DIRECTIONS FOR THIS TASK: Every entry below should be repeated exactly; the pictures should not.

________________________________________

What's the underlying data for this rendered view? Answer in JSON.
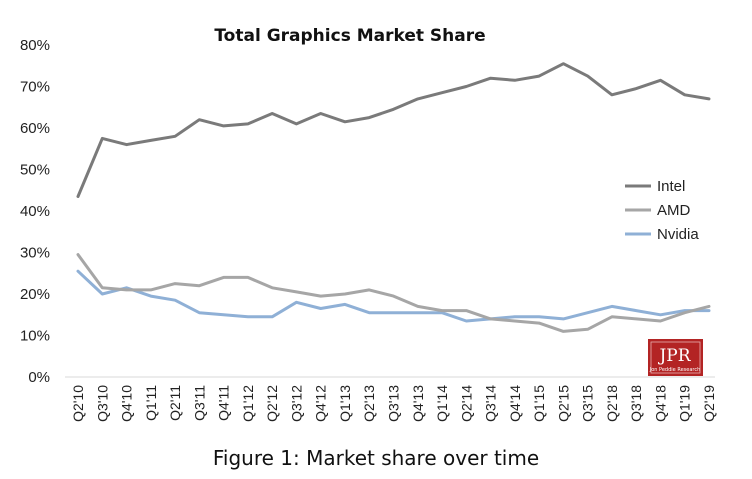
{
  "chart_data": {
    "type": "line",
    "title": "Total Graphics Market Share",
    "ylim": [
      0,
      80
    ],
    "yticks": [
      "0%",
      "10%",
      "20%",
      "30%",
      "40%",
      "50%",
      "60%",
      "70%",
      "80%"
    ],
    "grid": false,
    "legend_position": "right",
    "categories": [
      "Q2'10",
      "Q3'10",
      "Q4'10",
      "Q1'11",
      "Q2'11",
      "Q3'11",
      "Q4'11",
      "Q1'12",
      "Q2'12",
      "Q3'12",
      "Q4'12",
      "Q1'13",
      "Q2'13",
      "Q3'13",
      "Q4'13",
      "Q1'14",
      "Q2'14",
      "Q3'14",
      "Q4'14",
      "Q1'15",
      "Q2'15",
      "Q3'15",
      "Q2'18",
      "Q3'18",
      "Q4'18",
      "Q1'19",
      "Q2'19"
    ],
    "series": [
      {
        "name": "Intel",
        "color": "#7a7a7a",
        "values": [
          43.5,
          57.5,
          56,
          57,
          58,
          62,
          60.5,
          61,
          63.5,
          61,
          63.5,
          61.5,
          62.5,
          64.5,
          67,
          68.5,
          70,
          72,
          71.5,
          72.5,
          75.5,
          72.5,
          68,
          69.5,
          71.5,
          68,
          67
        ]
      },
      {
        "name": "AMD",
        "color": "#a6a6a6",
        "values": [
          29.5,
          21.5,
          21,
          21,
          22.5,
          22,
          24,
          24,
          21.5,
          20.5,
          19.5,
          20,
          21,
          19.5,
          17,
          16,
          16,
          14,
          13.5,
          13,
          11,
          11.5,
          14.5,
          14,
          13.5,
          15.5,
          17
        ]
      },
      {
        "name": "Nvidia",
        "color": "#8fb0d6",
        "values": [
          25.5,
          20,
          21.5,
          19.5,
          18.5,
          15.5,
          15,
          14.5,
          14.5,
          18,
          16.5,
          17.5,
          15.5,
          15.5,
          15.5,
          15.5,
          13.5,
          14,
          14.5,
          14.5,
          14,
          15.5,
          17,
          16,
          15,
          16,
          16
        ]
      }
    ]
  },
  "logo": {
    "text": "JPR",
    "subtext": "Jon Peddie Research"
  },
  "caption": "Figure 1: Market share over time"
}
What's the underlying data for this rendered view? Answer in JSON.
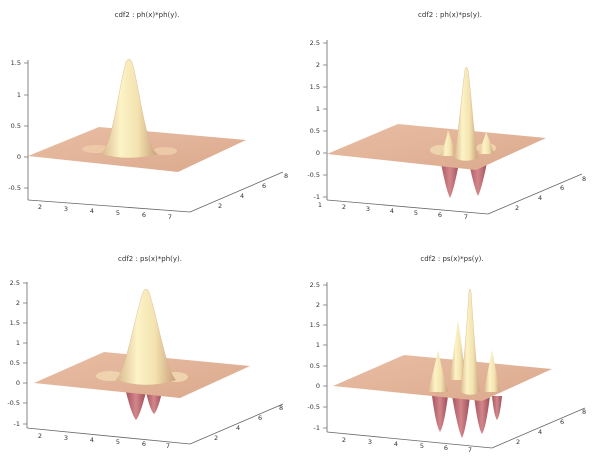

________________________________________

FINISHED ANSWER:
What's the underlying data for this rendered view? Answer in JSON.
{
  "chart_data": {
    "type": "line",
    "title": "Total Graphics Market Share",
    "ylim": [
      0,
      80
    ],
    "yticks": [
      "0%",
      "10%",
      "20%",
      "30%",
      "40%",
      "50%",
      "60%",
      "70%",
      "80%"
    ],
    "grid": false,
    "legend_position": "right",
    "categories": [
      "Q2'10",
      "Q3'10",
      "Q4'10",
      "Q1'11",
      "Q2'11",
      "Q3'11",
      "Q4'11",
      "Q1'12",
      "Q2'12",
      "Q3'12",
      "Q4'12",
      "Q1'13",
      "Q2'13",
      "Q3'13",
      "Q4'13",
      "Q1'14",
      "Q2'14",
      "Q3'14",
      "Q4'14",
      "Q1'15",
      "Q2'15",
      "Q3'15",
      "Q2'18",
      "Q3'18",
      "Q4'18",
      "Q1'19",
      "Q2'19"
    ],
    "series": [
      {
        "name": "Intel",
        "color": "#7a7a7a",
        "values": [
          43.5,
          57.5,
          56,
          57,
          58,
          62,
          60.5,
          61,
          63.5,
          61,
          63.5,
          61.5,
          62.5,
          64.5,
          67,
          68.5,
          70,
          72,
          71.5,
          72.5,
          75.5,
          72.5,
          68,
          69.5,
          71.5,
          68,
          67
        ]
      },
      {
        "name": "AMD",
        "color": "#a6a6a6",
        "values": [
          29.5,
          21.5,
          21,
          21,
          22.5,
          22,
          24,
          24,
          21.5,
          20.5,
          19.5,
          20,
          21,
          19.5,
          17,
          16,
          16,
          14,
          13.5,
          13,
          11,
          11.5,
          14.5,
          14,
          13.5,
          15.5,
          17
        ]
      },
      {
        "name": "Nvidia",
        "color": "#8fb0d6",
        "values": [
          25.5,
          20,
          21.5,
          19.5,
          18.5,
          15.5,
          15,
          14.5,
          14.5,
          18,
          16.5,
          17.5,
          15.5,
          15.5,
          15.5,
          15.5,
          13.5,
          14,
          14.5,
          14.5,
          14,
          15.5,
          17,
          16,
          15,
          16,
          16
        ]
      }
    ]
  },
  "logo": {
    "text": "JPR",
    "subtext": "Jon Peddie Research"
  },
  "caption": "Figure 1: Market share over time"
}
What's the underlying data for this rendered view? Answer in JSON.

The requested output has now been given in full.